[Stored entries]
[Start]
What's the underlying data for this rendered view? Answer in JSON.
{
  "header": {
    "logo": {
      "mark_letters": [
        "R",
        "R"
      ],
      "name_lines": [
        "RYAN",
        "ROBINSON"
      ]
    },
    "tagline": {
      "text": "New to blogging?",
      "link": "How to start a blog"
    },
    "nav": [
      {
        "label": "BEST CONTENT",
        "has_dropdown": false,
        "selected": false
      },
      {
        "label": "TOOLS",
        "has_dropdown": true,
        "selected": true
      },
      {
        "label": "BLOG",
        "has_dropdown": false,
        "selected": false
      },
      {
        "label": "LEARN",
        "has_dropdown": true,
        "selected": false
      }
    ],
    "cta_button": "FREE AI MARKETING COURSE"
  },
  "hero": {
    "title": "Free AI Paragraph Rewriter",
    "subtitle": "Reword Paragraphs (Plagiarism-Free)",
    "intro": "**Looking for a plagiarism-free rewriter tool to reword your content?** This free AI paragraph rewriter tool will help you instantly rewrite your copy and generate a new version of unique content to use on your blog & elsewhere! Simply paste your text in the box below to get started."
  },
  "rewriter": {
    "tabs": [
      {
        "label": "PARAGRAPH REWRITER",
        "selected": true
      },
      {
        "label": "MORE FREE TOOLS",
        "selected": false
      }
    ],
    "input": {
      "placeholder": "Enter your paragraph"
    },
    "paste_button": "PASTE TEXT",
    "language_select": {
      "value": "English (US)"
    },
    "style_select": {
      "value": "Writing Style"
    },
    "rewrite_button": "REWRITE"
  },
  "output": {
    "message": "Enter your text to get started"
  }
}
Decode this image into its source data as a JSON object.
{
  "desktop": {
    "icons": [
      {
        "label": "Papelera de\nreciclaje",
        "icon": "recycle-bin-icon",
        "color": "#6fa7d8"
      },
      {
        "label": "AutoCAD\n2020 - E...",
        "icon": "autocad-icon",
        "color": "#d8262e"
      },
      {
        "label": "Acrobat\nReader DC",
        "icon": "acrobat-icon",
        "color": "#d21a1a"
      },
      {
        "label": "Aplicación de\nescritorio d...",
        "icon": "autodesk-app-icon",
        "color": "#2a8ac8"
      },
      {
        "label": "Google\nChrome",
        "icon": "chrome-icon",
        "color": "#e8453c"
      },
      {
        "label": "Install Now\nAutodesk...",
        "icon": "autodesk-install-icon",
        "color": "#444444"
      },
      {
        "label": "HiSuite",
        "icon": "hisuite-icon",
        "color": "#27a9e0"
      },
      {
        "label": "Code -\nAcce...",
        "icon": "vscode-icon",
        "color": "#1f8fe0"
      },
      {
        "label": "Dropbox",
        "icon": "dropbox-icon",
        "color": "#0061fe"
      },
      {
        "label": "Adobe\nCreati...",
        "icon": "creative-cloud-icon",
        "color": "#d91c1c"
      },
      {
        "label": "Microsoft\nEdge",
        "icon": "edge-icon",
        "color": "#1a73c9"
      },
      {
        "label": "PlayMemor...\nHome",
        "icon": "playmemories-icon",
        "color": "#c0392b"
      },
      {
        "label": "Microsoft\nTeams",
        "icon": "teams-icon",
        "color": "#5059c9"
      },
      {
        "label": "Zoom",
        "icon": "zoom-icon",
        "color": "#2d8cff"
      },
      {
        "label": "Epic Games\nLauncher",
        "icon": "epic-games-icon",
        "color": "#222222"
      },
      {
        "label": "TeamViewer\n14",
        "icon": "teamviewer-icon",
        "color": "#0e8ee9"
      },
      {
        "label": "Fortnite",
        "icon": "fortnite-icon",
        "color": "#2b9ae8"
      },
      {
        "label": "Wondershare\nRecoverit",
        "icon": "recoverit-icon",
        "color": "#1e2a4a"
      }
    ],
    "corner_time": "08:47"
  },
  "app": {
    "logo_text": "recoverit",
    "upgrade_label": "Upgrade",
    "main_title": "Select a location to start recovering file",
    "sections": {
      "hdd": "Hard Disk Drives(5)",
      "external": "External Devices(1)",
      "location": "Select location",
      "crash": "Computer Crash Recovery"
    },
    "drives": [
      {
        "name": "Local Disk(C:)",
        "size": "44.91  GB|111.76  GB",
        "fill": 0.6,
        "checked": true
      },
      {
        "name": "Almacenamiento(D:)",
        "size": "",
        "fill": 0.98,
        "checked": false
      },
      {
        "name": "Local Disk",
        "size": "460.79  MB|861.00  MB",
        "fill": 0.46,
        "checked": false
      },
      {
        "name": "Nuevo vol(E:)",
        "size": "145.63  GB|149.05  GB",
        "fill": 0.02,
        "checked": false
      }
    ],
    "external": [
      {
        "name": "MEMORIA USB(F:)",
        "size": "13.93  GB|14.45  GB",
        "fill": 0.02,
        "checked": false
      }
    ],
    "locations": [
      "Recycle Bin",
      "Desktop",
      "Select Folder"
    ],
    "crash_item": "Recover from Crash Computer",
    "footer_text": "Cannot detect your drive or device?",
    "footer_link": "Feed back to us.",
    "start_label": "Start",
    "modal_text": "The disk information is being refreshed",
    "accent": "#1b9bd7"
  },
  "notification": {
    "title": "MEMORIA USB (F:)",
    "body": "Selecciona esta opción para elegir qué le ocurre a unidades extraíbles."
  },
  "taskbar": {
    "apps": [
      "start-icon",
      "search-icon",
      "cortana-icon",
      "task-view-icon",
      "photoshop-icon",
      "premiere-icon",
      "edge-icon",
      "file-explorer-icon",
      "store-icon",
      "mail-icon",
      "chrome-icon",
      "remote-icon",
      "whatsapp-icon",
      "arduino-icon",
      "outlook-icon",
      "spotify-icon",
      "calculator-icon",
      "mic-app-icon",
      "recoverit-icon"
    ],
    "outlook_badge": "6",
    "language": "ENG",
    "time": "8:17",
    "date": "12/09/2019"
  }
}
[End]
Return the entries in full, keeping every line exactly as it is.

What's the underlying data for this rendered view? Answer in JSON.
{
  "header": {
    "logo": {
      "mark_letters": [
        "R",
        "R"
      ],
      "name_lines": [
        "RYAN",
        "ROBINSON"
      ]
    },
    "tagline": {
      "text": "New to blogging?",
      "link": "How to start a blog"
    },
    "nav": [
      {
        "label": "BEST CONTENT",
        "has_dropdown": false,
        "selected": false
      },
      {
        "label": "TOOLS",
        "has_dropdown": true,
        "selected": true
      },
      {
        "label": "BLOG",
        "has_dropdown": false,
        "selected": false
      },
      {
        "label": "LEARN",
        "has_dropdown": true,
        "selected": false
      }
    ],
    "cta_button": "FREE AI MARKETING COURSE"
  },
  "hero": {
    "title": "Free AI Paragraph Rewriter",
    "subtitle": "Reword Paragraphs (Plagiarism-Free)",
    "intro": "**Looking for a plagiarism-free rewriter tool to reword your content?** This free AI paragraph rewriter tool will help you instantly rewrite your copy and generate a new version of unique content to use on your blog & elsewhere! Simply paste your text in the box below to get started."
  },
  "rewriter": {
    "tabs": [
      {
        "label": "PARAGRAPH REWRITER",
        "selected": true
      },
      {
        "label": "MORE FREE TOOLS",
        "selected": false
      }
    ],
    "input": {
      "placeholder": "Enter your paragraph"
    },
    "paste_button": "PASTE TEXT",
    "language_select": {
      "value": "English (US)"
    },
    "style_select": {
      "value": "Writing Style"
    },
    "rewrite_button": "REWRITE"
  },
  "output": {
    "message": "Enter your text to get started"
  }
}
Decode this image into its source data as a JSON object.
{
  "desktop": {
    "icons": [
      {
        "label": "Papelera de\nreciclaje",
        "icon": "recycle-bin-icon",
        "color": "#6fa7d8"
      },
      {
        "label": "AutoCAD\n2020 - E...",
        "icon": "autocad-icon",
        "color": "#d8262e"
      },
      {
        "label": "Acrobat\nReader DC",
        "icon": "acrobat-icon",
        "color": "#d21a1a"
      },
      {
        "label": "Aplicación de\nescritorio d...",
        "icon": "autodesk-app-icon",
        "color": "#2a8ac8"
      },
      {
        "label": "Google\nChrome",
        "icon": "chrome-icon",
        "color": "#e8453c"
      },
      {
        "label": "Install Now\nAutodesk...",
        "icon": "autodesk-install-icon",
        "color": "#444444"
      },
      {
        "label": "HiSuite",
        "icon": "hisuite-icon",
        "color": "#27a9e0"
      },
      {
        "label": "Code -\nAcce...",
        "icon": "vscode-icon",
        "color": "#1f8fe0"
      },
      {
        "label": "Dropbox",
        "icon": "dropbox-icon",
        "color": "#0061fe"
      },
      {
        "label": "Adobe\nCreati...",
        "icon": "creative-cloud-icon",
        "color": "#d91c1c"
      },
      {
        "label": "Microsoft\nEdge",
        "icon": "edge-icon",
        "color": "#1a73c9"
      },
      {
        "label": "PlayMemor...\nHome",
        "icon": "playmemories-icon",
        "color": "#c0392b"
      },
      {
        "label": "Microsoft\nTeams",
        "icon": "teams-icon",
        "color": "#5059c9"
      },
      {
        "label": "Zoom",
        "icon": "zoom-icon",
        "color": "#2d8cff"
      },
      {
        "label": "Epic Games\nLauncher",
        "icon": "epic-games-icon",
        "color": "#222222"
      },
      {
        "label": "TeamViewer\n14",
        "icon": "teamviewer-icon",
        "color": "#0e8ee9"
      },
      {
        "label": "Fortnite",
        "icon": "fortnite-icon",
        "color": "#2b9ae8"
      },
      {
        "label": "Wondershare\nRecoverit",
        "icon": "recoverit-icon",
        "color": "#1e2a4a"
      }
    ],
    "corner_time": "08:47"
  },
  "app": {
    "logo_text": "recoverit",
    "upgrade_label": "Upgrade",
    "main_title": "Select a location to start recovering file",
    "sections": {
      "hdd": "Hard Disk Drives(5)",
      "external": "External Devices(1)",
      "location": "Select location",
      "crash": "Computer Crash Recovery"
    },
    "drives": [
      {
        "name": "Local Disk(C:)",
        "size": "44.91  GB|111.76  GB",
        "fill": 0.6,
        "checked": true
      },
      {
        "name": "Almacenamiento(D:)",
        "size": "",
        "fill": 0.98,
        "checked": false
      },
      {
        "name": "Local Disk",
        "size": "460.79  MB|861.00  MB",
        "fill": 0.46,
        "checked": false
      },
      {
        "name": "Nuevo vol(E:)",
        "size": "145.63  GB|149.05  GB",
        "fill": 0.02,
        "checked": false
      }
    ],
    "external": [
      {
        "name": "MEMORIA USB(F:)",
        "size": "13.93  GB|14.45  GB",
        "fill": 0.02,
        "checked": false
      }
    ],
    "locations": [
      "Recycle Bin",
      "Desktop",
      "Select Folder"
    ],
    "crash_item": "Recover from Crash Computer",
    "footer_text": "Cannot detect your drive or device?",
    "footer_link": "Feed back to us.",
    "start_label": "Start",
    "modal_text": "The disk information is being refreshed",
    "accent": "#1b9bd7"
  },
  "notification": {
    "title": "MEMORIA USB (F:)",
    "body": "Selecciona esta opción para elegir qué le ocurre a unidades extraíbles."
  },
  "taskbar": {
    "apps": [
      "start-icon",
      "search-icon",
      "cortana-icon",
      "task-view-icon",
      "photoshop-icon",
      "premiere-icon",
      "edge-icon",
      "file-explorer-icon",
      "store-icon",
      "mail-icon",
      "chrome-icon",
      "remote-icon",
      "whatsapp-icon",
      "arduino-icon",
      "outlook-icon",
      "spotify-icon",
      "calculator-icon",
      "mic-app-icon",
      "recoverit-icon"
    ],
    "outlook_badge": "6",
    "language": "ENG",
    "time": "8:17",
    "date": "12/09/2019"
  }
}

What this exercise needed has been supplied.